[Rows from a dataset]
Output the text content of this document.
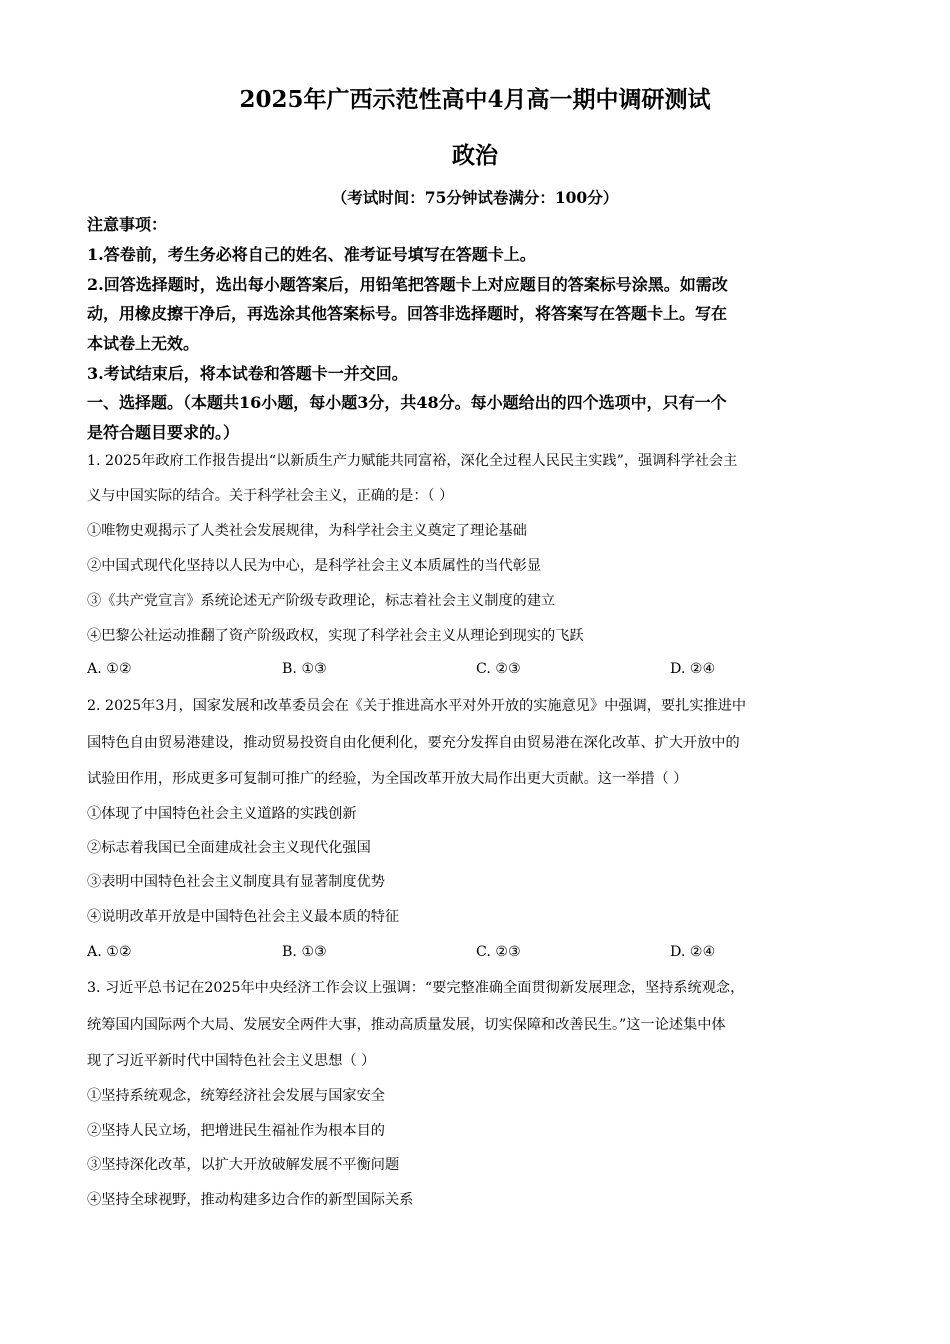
2025年广西示范性高中4月高一期中调研测试
政治
（考试时间：75分钟试卷满分：100分）
注意事项：
1.答卷前，考生务必将自己的姓名、准考证号填写在答题卡上。
2.回答选择题时，选出每小题答案后，用铅笔把答题卡上对应题目的答案标号涂黑。如需改
动，用橡皮擦干净后，再选涂其他答案标号。回答非选择题时，将答案写在答题卡上。写在
本试卷上无效。
3.考试结束后，将本试卷和答题卡一并交回。
一、选择题。（本题共16小题，每小题3分，共48分。每小题给出的四个选项中，只有一个
是符合题目要求的。）
1. 2025年政府工作报告提出“以新质生产力赋能共同富裕，深化全过程人民民主实践”，强调科学社会主
义与中国实际的结合。关于科学社会主义，正确的是：（ ）
①唯物史观揭示了人类社会发展规律，为科学社会主义奠定了理论基础
②中国式现代化坚持以人民为中心，是科学社会主义本质属性的当代彰显
③《共产党宣言》系统论述无产阶级专政理论，标志着社会主义制度的建立
④巴黎公社运动推翻了资产阶级政权，实现了科学社会主义从理论到现实的飞跃
A. ①②	B. ①③	C. ②③	D. ②④
2. 2025年3月，国家发展和改革委员会在《关于推进高水平对外开放的实施意见》中强调，要扎实推进中
国特色自由贸易港建设，推动贸易投资自由化便利化，要充分发挥自由贸易港在深化改革、扩大开放中的
试验田作用，形成更多可复制可推广的经验，为全国改革开放大局作出更大贡献。这一举措（ ）
①体现了中国特色社会主义道路的实践创新
②标志着我国已全面建成社会主义现代化强国
③表明中国特色社会主义制度具有显著制度优势
④说明改革开放是中国特色社会主义最本质的特征
A. ①②	B. ①③	C. ②③	D. ②④
3. 习近平总书记在2025年中央经济工作会议上强调：“要完整准确全面贯彻新发展理念，坚持系统观念，
统筹国内国际两个大局、发展安全两件大事，推动高质量发展，切实保障和改善民生。”这一论述集中体
现了习近平新时代中国特色社会主义思想（ ）
①坚持系统观念，统筹经济社会发展与国家安全
②坚持人民立场，把增进民生福祉作为根本目的
③坚持深化改革，以扩大开放破解发展不平衡问题
④坚持全球视野，推动构建多边合作的新型国际关系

## [TASK DETAILS]
Without the pictures, restate all of the entries above verbatim.

## [ANSWER]
Output the text content of this document.
2025年广西示范性高中4月高一期中调研测试
政治
（考试时间：75分钟试卷满分：100分）
注意事项：
1.答卷前，考生务必将自己的姓名、准考证号填写在答题卡上。
2.回答选择题时，选出每小题答案后，用铅笔把答题卡上对应题目的答案标号涂黑。如需改
动，用橡皮擦干净后，再选涂其他答案标号。回答非选择题时，将答案写在答题卡上。写在
本试卷上无效。
3.考试结束后，将本试卷和答题卡一并交回。
一、选择题。（本题共16小题，每小题3分，共48分。每小题给出的四个选项中，只有一个
是符合题目要求的。）
1. 2025年政府工作报告提出“以新质生产力赋能共同富裕，深化全过程人民民主实践”，强调科学社会主
义与中国实际的结合。关于科学社会主义，正确的是：（ ）
①唯物史观揭示了人类社会发展规律，为科学社会主义奠定了理论基础
②中国式现代化坚持以人民为中心，是科学社会主义本质属性的当代彰显
③《共产党宣言》系统论述无产阶级专政理论，标志着社会主义制度的建立
④巴黎公社运动推翻了资产阶级政权，实现了科学社会主义从理论到现实的飞跃
A. ①②	B. ①③	C. ②③	D. ②④
2. 2025年3月，国家发展和改革委员会在《关于推进高水平对外开放的实施意见》中强调，要扎实推进中
国特色自由贸易港建设，推动贸易投资自由化便利化，要充分发挥自由贸易港在深化改革、扩大开放中的
试验田作用，形成更多可复制可推广的经验，为全国改革开放大局作出更大贡献。这一举措（ ）
①体现了中国特色社会主义道路的实践创新
②标志着我国已全面建成社会主义现代化强国
③表明中国特色社会主义制度具有显著制度优势
④说明改革开放是中国特色社会主义最本质的特征
A. ①②	B. ①③	C. ②③	D. ②④
3. 习近平总书记在2025年中央经济工作会议上强调：“要完整准确全面贯彻新发展理念，坚持系统观念，
统筹国内国际两个大局、发展安全两件大事，推动高质量发展，切实保障和改善民生。”这一论述集中体
现了习近平新时代中国特色社会主义思想（ ）
①坚持系统观念，统筹经济社会发展与国家安全
②坚持人民立场，把增进民生福祉作为根本目的
③坚持深化改革，以扩大开放破解发展不平衡问题
④坚持全球视野，推动构建多边合作的新型国际关系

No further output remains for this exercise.